EXTRACT:
[START]
Question

Consider $f(x)=\tan ^{-1}\left(\frac{(\sqrt{12}-2) x^2}{x^4+2 x^2+3}\right)$ and $m$ and $M$ are respectively minimum and maximum values of $f(x)$ and $x=a(a>0)$ is the point in the domain of $f(x)$ where $f(x)$ attains its maximum value.

Column I		Column II
A	If $\sin ^{-1} 2 \sqrt{x}=3 \tan ^{-1}(\tan (m+M))$ then $8 x$ equals	P	0
B	If $\cos ^{-1} x+\cos ^{-1} y=3\left\{\tan ^{-1}\left(\tan \frac{7 M }{2}\right)+\tan ^{-1}\left( m +\tan \frac{3 \pi}{8}\right)\right\}$ then $(x+y)$ equals	Q	2
C	The value of $\tan \left(\sec ^{-1}\left(\frac{2}{ a ^2}\right)+ M \right)$ equals(	R	- 2
D	If $\alpha$ and $\beta$ are roots of the equation $x^2-\left(\tan \left(3 \sin ^{-1}(\sin M )\right)\right) x+ a ^4=0$, then $\alpha \beta-(\alpha+\beta)$ equals	S	1
		T	-1

• A. (A) S; (B) R; (C) S ; (D) P
• B. (A) S; (B) R; (C) S ; (D) Q
• C. (A) S; (B) R; (C) S ; (D) R
• D. (A) S; (B) R; (C) S ; (D) S

Answer 1

Answer: (B)
[END]
SET TASK A:
Which option does the inverse trigonometry problem above give as its answer?

Layout dataset entries:
[START]
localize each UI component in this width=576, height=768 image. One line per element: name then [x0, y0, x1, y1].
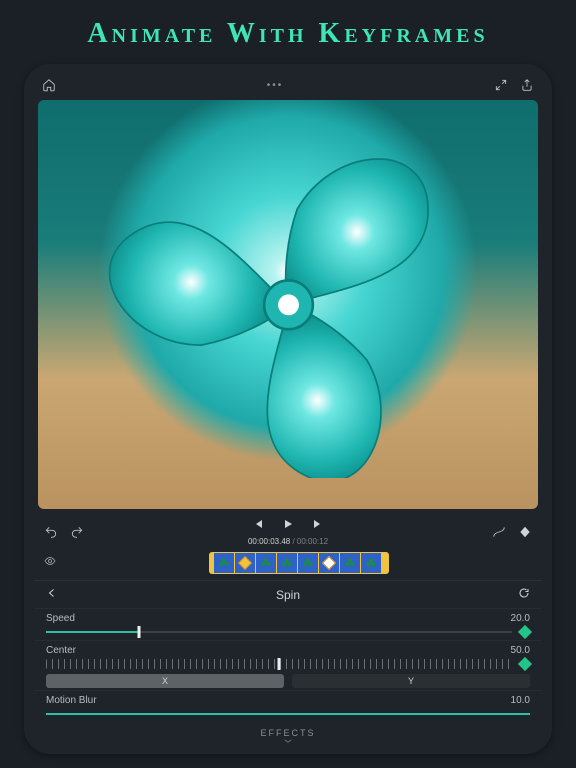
param-value: 10.0 [511, 695, 530, 706]
keyframe-diamond-icon[interactable] [518, 625, 532, 639]
param-value: 20.0 [511, 613, 530, 624]
param-label: Speed [46, 613, 75, 624]
undo-icon[interactable] [44, 525, 58, 539]
prev-frame-icon[interactable] [252, 517, 264, 535]
param-center: Center 50.0 X Y [34, 640, 542, 690]
titlebar: ••• [34, 76, 542, 100]
param-label: Center [46, 645, 76, 656]
transport-bar: 00:00:03.48 / 00:00:12 [34, 509, 542, 548]
back-icon[interactable] [46, 587, 58, 602]
chevron-down-icon [34, 738, 542, 744]
reset-icon[interactable] [518, 587, 530, 602]
effect-panel-header: Spin [34, 580, 542, 608]
effect-title: Spin [276, 588, 300, 602]
home-icon[interactable] [42, 78, 56, 92]
share-icon[interactable] [520, 78, 534, 92]
speed-slider[interactable] [46, 626, 512, 638]
timeline-clip[interactable]: ☘ ☘ ☘ ☘ ☘ ☘ [209, 552, 389, 574]
axis-y-toggle[interactable]: Y [292, 674, 530, 688]
visibility-icon[interactable] [44, 554, 58, 572]
fullscreen-icon[interactable] [494, 78, 508, 92]
propeller-graphic [76, 131, 501, 479]
window-drag-dots: ••• [56, 80, 494, 91]
keyframe-icon[interactable] [518, 525, 532, 539]
timeline[interactable]: ☘ ☘ ☘ ☘ ☘ ☘ [34, 548, 542, 580]
param-motion-blur: Motion Blur 10.0 [34, 690, 542, 722]
next-frame-icon[interactable] [312, 517, 324, 535]
center-slider[interactable] [46, 658, 512, 670]
param-label: Motion Blur [46, 695, 97, 706]
ease-curve-icon[interactable] [492, 525, 506, 539]
motion-blur-slider[interactable] [46, 708, 530, 720]
param-value: 50.0 [511, 645, 530, 656]
axis-x-toggle[interactable]: X [46, 674, 284, 688]
param-speed: Speed 20.0 [34, 608, 542, 640]
preview-canvas[interactable] [38, 100, 538, 509]
effects-drawer-label[interactable]: EFFECTS [34, 722, 542, 744]
redo-icon[interactable] [70, 525, 84, 539]
hero-title: Animate With Keyframes [0, 0, 576, 64]
play-icon[interactable] [282, 517, 294, 535]
timecode: 00:00:03.48 / 00:00:12 [248, 537, 328, 546]
keyframe-diamond-icon[interactable] [518, 657, 532, 671]
app-window: ••• [24, 64, 552, 754]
[END]
SET TASK B:
Can you copy out everything in the listing from the line containing "param-value: 10.0 [511, 695, 530, 706]" down to the line containing "transport-bar: 00:00:03.48 /", with both of those lines included?

CORRECT RESPONSE A:
(B)

CORRECT RESPONSE B:
param-value: 10.0 [511, 695, 530, 706]
keyframe-diamond-icon[interactable] [518, 625, 532, 639]
param-value: 20.0 [511, 613, 530, 624]
param-label: Speed [46, 613, 75, 624]
undo-icon[interactable] [44, 525, 58, 539]
prev-frame-icon[interactable] [252, 517, 264, 535]
param-center: Center 50.0 X Y [34, 640, 542, 690]
titlebar: ••• [34, 76, 542, 100]
param-label: Center [46, 645, 76, 656]
transport-bar: 00:00:03.48 / 00:00:12 [34, 509, 542, 548]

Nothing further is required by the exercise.